[Collected data entries]
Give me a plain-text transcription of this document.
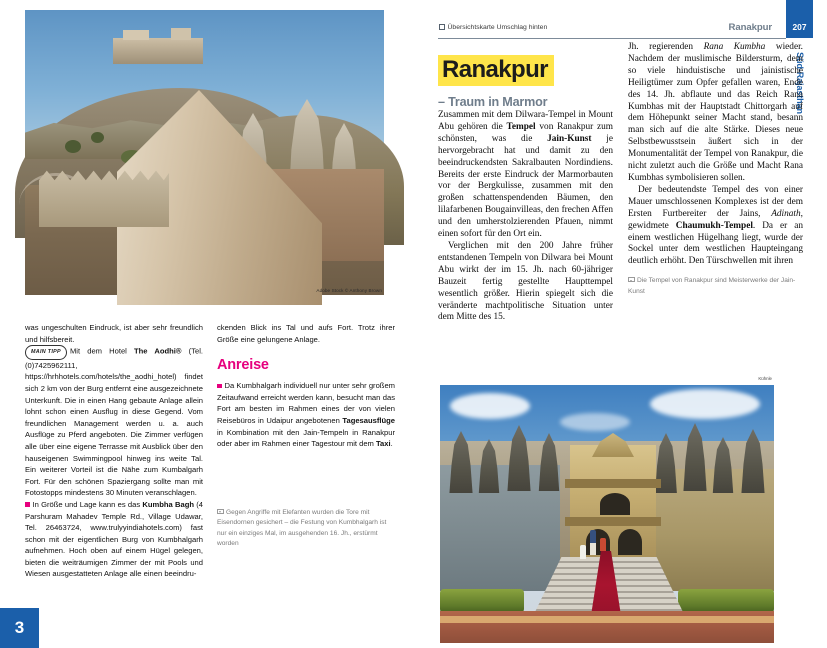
Adobe Stock © Anthony Brown

was ungeschulten Eindruck, ist aber sehr freundlich und hilfsbereit.

MAIN TIPP Mit dem Hotel The Aodhi® (Tel. (0)7425962111, https://hrhhotels.com/hotels/the_aodhi_hotel) findet sich 2 km von der Burg entfernt eine ausgezeichnete Unterkunft. Die in einen Hang gebaute Anlage allein lohnt schon einen Ausflug in diese Gegend. Vom freundlichen Management werden u. a. auch Ausflüge zu Pferd angeboten. Die Zimmer verfügen alle über eine eigene Terrasse mit Ausblick über den hauseigenen Swimmingpool hinweg ins weite Tal. Ein weiterer Vorteil ist die Nähe zum Kumbalgarh Fort. Für den schönen Spaziergang sollte man mit Fotostopps mindestens 30 Minuten veranschlagen.

In Größe und Lage kann es das Kumbha Bagh (4 Parshuram Mahadev Temple Rd., Village Udawar, Tel. 26463724, www.trulyyindiahotels.com) fast schon mit der eigentlichen Burg von Kumbhalgarh aufnehmen. Hoch oben auf einem Hügel gelegen, bieten die weiträumigen Zimmer der mit Pools und Wiesen ausgestatteten Anlage alle einen beeindru-

ckenden Blick ins Tal und aufs Fort. Trotz ihrer Größe eine gelungene Anlage.

Anreise

Da Kumbhalgarh individuell nur unter sehr großem Zeitaufwand erreicht werden kann, besucht man das Fort am besten im Rahmen eines der von vielen Reisebüros in Udaipur angebotenen Tagesausflüge in Kombination mit den Jain-Tempeln in Ranakpur oder aber im Rahmen einer Tagestour mit dem Taxi.

Gegen Angriffe mit Elefanten wurden die Tore mit Eisendornen gesichert – die Festung von Kumbhalgarh ist nur ein einziges Mal, im ausgehenden 16. Jh., erstürmt worden
3
Übersichtskarte Umschlag hinten	Ranakpur	207
Süd-Rajasthan
Ranakpur
– Traum in Marmor

Zusammen mit dem Dilwara-Tempel in Mount Abu gehören die Tempel von Ranakpur zum schönsten, was die Jain-Kunst je hervorgebracht hat und damit zu den beeindruckendsten Sakralbauten Nordindiens. Bereits der erste Eindruck der Marmorbauten vor der Bergkulisse, zusammen mit den großen schattenspendenden Bäumen, den lilafarbenen Bougainvilleas, den frechen Affen und den umherstolzierenden Pfauen, nimmt einen sofort für den Ort ein.

Verglichen mit den 200 Jahre früher entstandenen Tempeln von Dilwara bei Mount Abu wirkt der im 15. Jh. nach 60-jähriger Bauzeit fertig gestellte Haupttempel wesentlich größer. Hierin spiegelt sich die veränderte machtpolitische Situation unter dem Mitte des 15.

Jh. regierenden Rana Kumbha wieder. Nachdem der muslimische Bildersturm, dem so viele hinduistische und jainistische Heiligtümer zum Opfer gefallen waren, Ende des 14. Jh. abflaute und das Reich Rana Kumbhas mit der Hauptstadt Chittorgarh auf dem Höhepunkt seiner Macht stand, besann man sich auf die alte Stärke. Dieses neue Selbstbewusstsein äußert sich in der Monumentalität der Tempel von Ranakpur, die nicht zuletzt auch die Größe und Macht Rana Kumbhas symbolisieren sollen.

Der bedeutendste Tempel des von einer Mauer umschlossenen Komplexes ist der dem Ersten Furtbereiter der Jains, Adinath, gewidmete Chaumukh-Tempel. Da er an einem westlichen Hügelhang liegt, wurde der Sockel unter dem westlichen Haupteingang deutlich erhöht. Den Türschwellen mit ihren

Die Tempel von Ranakpur sind Meisterwerke der Jain-Kunst
Kühnle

# [Task objective]
Extract, from the material above, each line holding the word "einen".

# [Exercise output]
MAIN TIPP Mit dem Hotel The Aodhi® (Tel. (0)7425962111, https://hrhhotels.com/hotels/the_aodhi_hotel) findet sich 2 km von der Burg entfernt eine ausgezeichnete Unterkunft. Die in einen Hang gebaute Anlage allein lohnt schon einen Ausflug in diese Gegend. Vom freundlichen Management werden u. a. auch Ausflüge zu Pferd angeboten. Die Zimmer verfügen alle über eine eigene Terrasse mit Ausblick über den hauseigenen Swimmingpool hinweg ins weite Tal. Ein weiterer Vorteil ist die Nähe zum Kumbalgarh Fort. Für den schönen Spaziergang sollte man mit Fotostopps mindestens 30 Minuten veranschlagen.
In Größe und Lage kann es das Kumbha Bagh (4 Parshuram Mahadev Temple Rd., Village Udawar, Tel. 26463724, www.trulyyindiahotels.com) fast schon mit der eigentlichen Burg von Kumbhalgarh aufnehmen. Hoch oben auf einem Hügel gelegen, bieten die weiträumigen Zimmer der mit Pools und Wiesen ausgestatteten Anlage alle einen beeindru-
Zusammen mit dem Dilwara-Tempel in Mount Abu gehören die Tempel von Ranakpur zum schönsten, was die Jain-Kunst je hervorgebracht hat und damit zu den beeindruckendsten Sakralbauten Nordindiens. Bereits der erste Eindruck der Marmorbauten vor der Bergkulisse, zusammen mit den großen schattenspendenden Bäumen, den lilafarbenen Bougainvilleas, den frechen Affen und den umherstolzierenden Pfauen, nimmt einen sofort für den Ort ein.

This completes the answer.